WHAT IS NEEDED:
Set down each entry exactly as given; pictures should not appear in the copy.

Dataset records

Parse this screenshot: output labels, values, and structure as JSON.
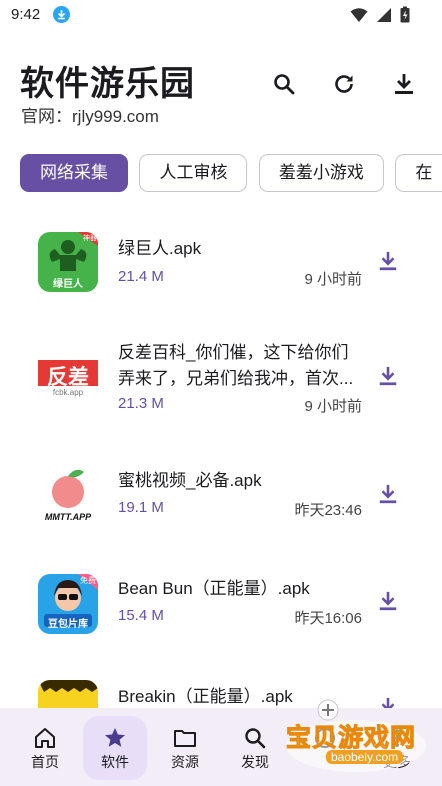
{
  "status": {
    "time": "9:42"
  },
  "header": {
    "title": "软件游乐园",
    "subtitle": "官网：rjly999.com"
  },
  "actions": {
    "search_icon": "search-icon",
    "refresh_icon": "refresh-icon",
    "download_icon": "download-icon"
  },
  "tabs": [
    {
      "label": "网络采集",
      "active": true
    },
    {
      "label": "人工审核",
      "active": false
    },
    {
      "label": "羞羞小游戏",
      "active": false
    },
    {
      "label": "在",
      "active": false
    }
  ],
  "items": [
    {
      "name": "绿巨人.apk",
      "size": "21.4 M",
      "time": "9 小时前",
      "icon_caption": "绿巨人",
      "badge": "神器"
    },
    {
      "name": "反差百科_你们催，这下给你们弄来了，兄弟们给我冲，首次...",
      "size": "21.3 M",
      "time": "9 小时前",
      "icon_caption": "反差",
      "badge": "fcbk.app"
    },
    {
      "name": "蜜桃视频_必备.apk",
      "size": "19.1 M",
      "time": "昨天23:46",
      "icon_caption": "MMTT.APP",
      "badge": ""
    },
    {
      "name": "Bean Bun（正能量）.apk",
      "size": "15.4 M",
      "time": "昨天16:06",
      "icon_caption": "豆包片库",
      "badge": "免费"
    },
    {
      "name": "Breakin（正能量）.apk",
      "size": "",
      "time": "",
      "icon_caption": "",
      "badge": ""
    }
  ],
  "nav": [
    {
      "label": "首页",
      "icon": "home-icon"
    },
    {
      "label": "软件",
      "icon": "star-icon",
      "active": true
    },
    {
      "label": "资源",
      "icon": "folder-icon"
    },
    {
      "label": "发现",
      "icon": "search-icon"
    },
    {
      "label": "",
      "icon": "info-icon"
    },
    {
      "label": "更多",
      "icon": "more-icon"
    }
  ],
  "watermark": {
    "text": "宝贝游戏网",
    "url": "baobeiy.com"
  },
  "colors": {
    "accent": "#6750a4",
    "nav_bg": "#f3edf7"
  }
}
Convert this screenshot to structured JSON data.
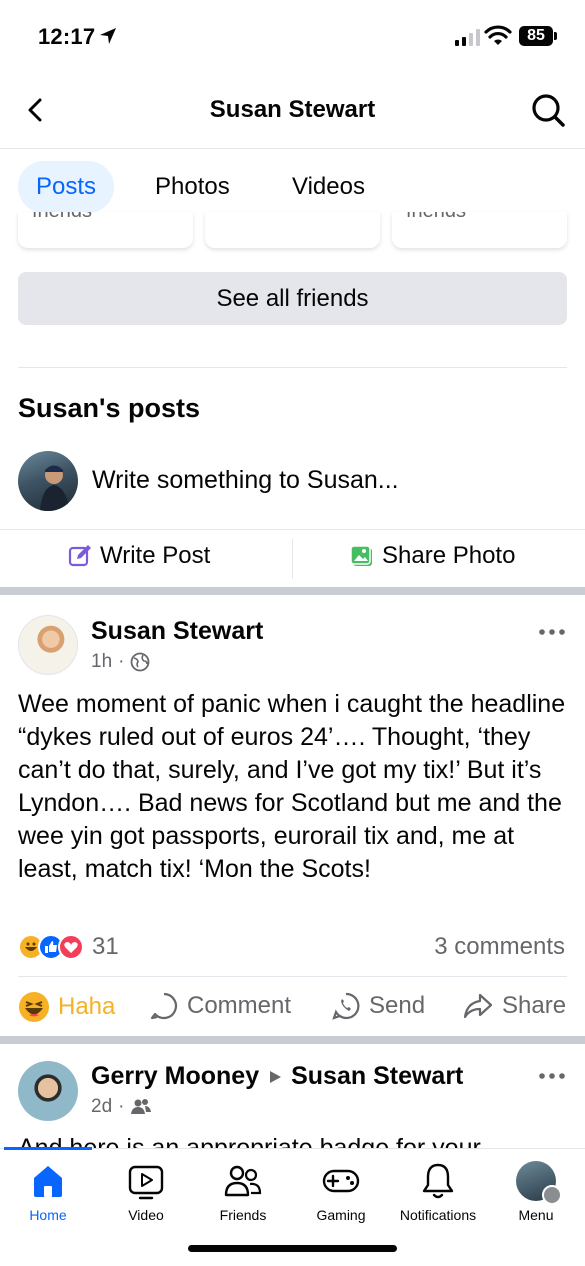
{
  "status_bar": {
    "time": "12:17",
    "battery": "85"
  },
  "header": {
    "title": "Susan Stewart"
  },
  "tabs": [
    {
      "label": "Posts",
      "active": true
    },
    {
      "label": "Photos",
      "active": false
    },
    {
      "label": "Videos",
      "active": false
    }
  ],
  "friends_section": {
    "card_peek_texts": [
      "friends",
      "",
      "friends"
    ],
    "see_all_label": "See all friends"
  },
  "posts_section": {
    "heading": "Susan's posts",
    "composer_placeholder": "Write something to Susan...",
    "write_post_label": "Write Post",
    "share_photo_label": "Share Photo"
  },
  "post1": {
    "author": "Susan Stewart",
    "time": "1h",
    "audience_icon": "globe-icon",
    "body": "Wee moment of panic when i caught the headline “dykes ruled out of euros 24’…. Thought, ‘they can’t do that, surely, and I’ve got my tix!’ But it’s Lyndon…. Bad news for Scotland but me and the wee yin got passports, eurorail tix and, me at least, match tix! ‘Mon the Scots!",
    "reaction_count": "31",
    "comments": "3 comments",
    "actions": {
      "reaction": "Haha",
      "comment": "Comment",
      "send": "Send",
      "share": "Share"
    }
  },
  "post2": {
    "author": "Gerry Mooney",
    "target": "Susan Stewart",
    "time": "2d",
    "audience_icon": "friends-icon",
    "body_partial": "And here is an appropriate badge for your"
  },
  "tabbar": [
    {
      "label": "Home",
      "icon": "home-icon",
      "active": true
    },
    {
      "label": "Video",
      "icon": "video-icon",
      "active": false
    },
    {
      "label": "Friends",
      "icon": "friends-icon",
      "active": false
    },
    {
      "label": "Gaming",
      "icon": "gaming-icon",
      "active": false
    },
    {
      "label": "Notifications",
      "icon": "bell-icon",
      "active": false
    },
    {
      "label": "Menu",
      "icon": "avatar",
      "active": false
    }
  ],
  "colors": {
    "accent": "#0866ff",
    "haha": "#f7b125",
    "secondary_text": "#65676b"
  }
}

CORRECT RESULT:
Parse this screenshot: output labels, values, and structure as JSON.
{
  "status": {
    "time": "9:42"
  },
  "header": {
    "title": "软件游乐园",
    "subtitle": "官网：rjly999.com"
  },
  "actions": {
    "search_icon": "search-icon",
    "refresh_icon": "refresh-icon",
    "download_icon": "download-icon"
  },
  "tabs": [
    {
      "label": "网络采集",
      "active": true
    },
    {
      "label": "人工审核",
      "active": false
    },
    {
      "label": "羞羞小游戏",
      "active": false
    },
    {
      "label": "在",
      "active": false
    }
  ],
  "items": [
    {
      "name": "绿巨人.apk",
      "size": "21.4 M",
      "time": "9 小时前",
      "icon_caption": "绿巨人",
      "badge": "神器"
    },
    {
      "name": "反差百科_你们催，这下给你们弄来了，兄弟们给我冲，首次...",
      "size": "21.3 M",
      "time": "9 小时前",
      "icon_caption": "反差",
      "badge": "fcbk.app"
    },
    {
      "name": "蜜桃视频_必备.apk",
      "size": "19.1 M",
      "time": "昨天23:46",
      "icon_caption": "MMTT.APP",
      "badge": ""
    },
    {
      "name": "Bean Bun（正能量）.apk",
      "size": "15.4 M",
      "time": "昨天16:06",
      "icon_caption": "豆包片库",
      "badge": "免费"
    },
    {
      "name": "Breakin（正能量）.apk",
      "size": "",
      "time": "",
      "icon_caption": "",
      "badge": ""
    }
  ],
  "nav": [
    {
      "label": "首页",
      "icon": "home-icon"
    },
    {
      "label": "软件",
      "icon": "star-icon",
      "active": true
    },
    {
      "label": "资源",
      "icon": "folder-icon"
    },
    {
      "label": "发现",
      "icon": "search-icon"
    },
    {
      "label": "",
      "icon": "info-icon"
    },
    {
      "label": "更多",
      "icon": "more-icon"
    }
  ],
  "watermark": {
    "text": "宝贝游戏网",
    "url": "baobeiy.com"
  },
  "colors": {
    "accent": "#6750a4",
    "nav_bg": "#f3edf7"
  }
}
Convert this screenshot to structured JSON data.
{
  "status_bar": {
    "time": "12:17",
    "battery": "85"
  },
  "header": {
    "title": "Susan Stewart"
  },
  "tabs": [
    {
      "label": "Posts",
      "active": true
    },
    {
      "label": "Photos",
      "active": false
    },
    {
      "label": "Videos",
      "active": false
    }
  ],
  "friends_section": {
    "card_peek_texts": [
      "friends",
      "",
      "friends"
    ],
    "see_all_label": "See all friends"
  },
  "posts_section": {
    "heading": "Susan's posts",
    "composer_placeholder": "Write something to Susan...",
    "write_post_label": "Write Post",
    "share_photo_label": "Share Photo"
  },
  "post1": {
    "author": "Susan Stewart",
    "time": "1h",
    "audience_icon": "globe-icon",
    "body": "Wee moment of panic when i caught the headline “dykes ruled out of euros 24’…. Thought, ‘they can’t do that, surely, and I’ve got my tix!’ But it’s Lyndon…. Bad news for Scotland but me and the wee yin got passports, eurorail tix and, me at least, match tix! ‘Mon the Scots!",
    "reaction_count": "31",
    "comments": "3 comments",
    "actions": {
      "reaction": "Haha",
      "comment": "Comment",
      "send": "Send",
      "share": "Share"
    }
  },
  "post2": {
    "author": "Gerry Mooney",
    "target": "Susan Stewart",
    "time": "2d",
    "audience_icon": "friends-icon",
    "body_partial": "And here is an appropriate badge for your"
  },
  "tabbar": [
    {
      "label": "Home",
      "icon": "home-icon",
      "active": true
    },
    {
      "label": "Video",
      "icon": "video-icon",
      "active": false
    },
    {
      "label": "Friends",
      "icon": "friends-icon",
      "active": false
    },
    {
      "label": "Gaming",
      "icon": "gaming-icon",
      "active": false
    },
    {
      "label": "Notifications",
      "icon": "bell-icon",
      "active": false
    },
    {
      "label": "Menu",
      "icon": "avatar",
      "active": false
    }
  ],
  "colors": {
    "accent": "#0866ff",
    "haha": "#f7b125",
    "secondary_text": "#65676b"
  }
}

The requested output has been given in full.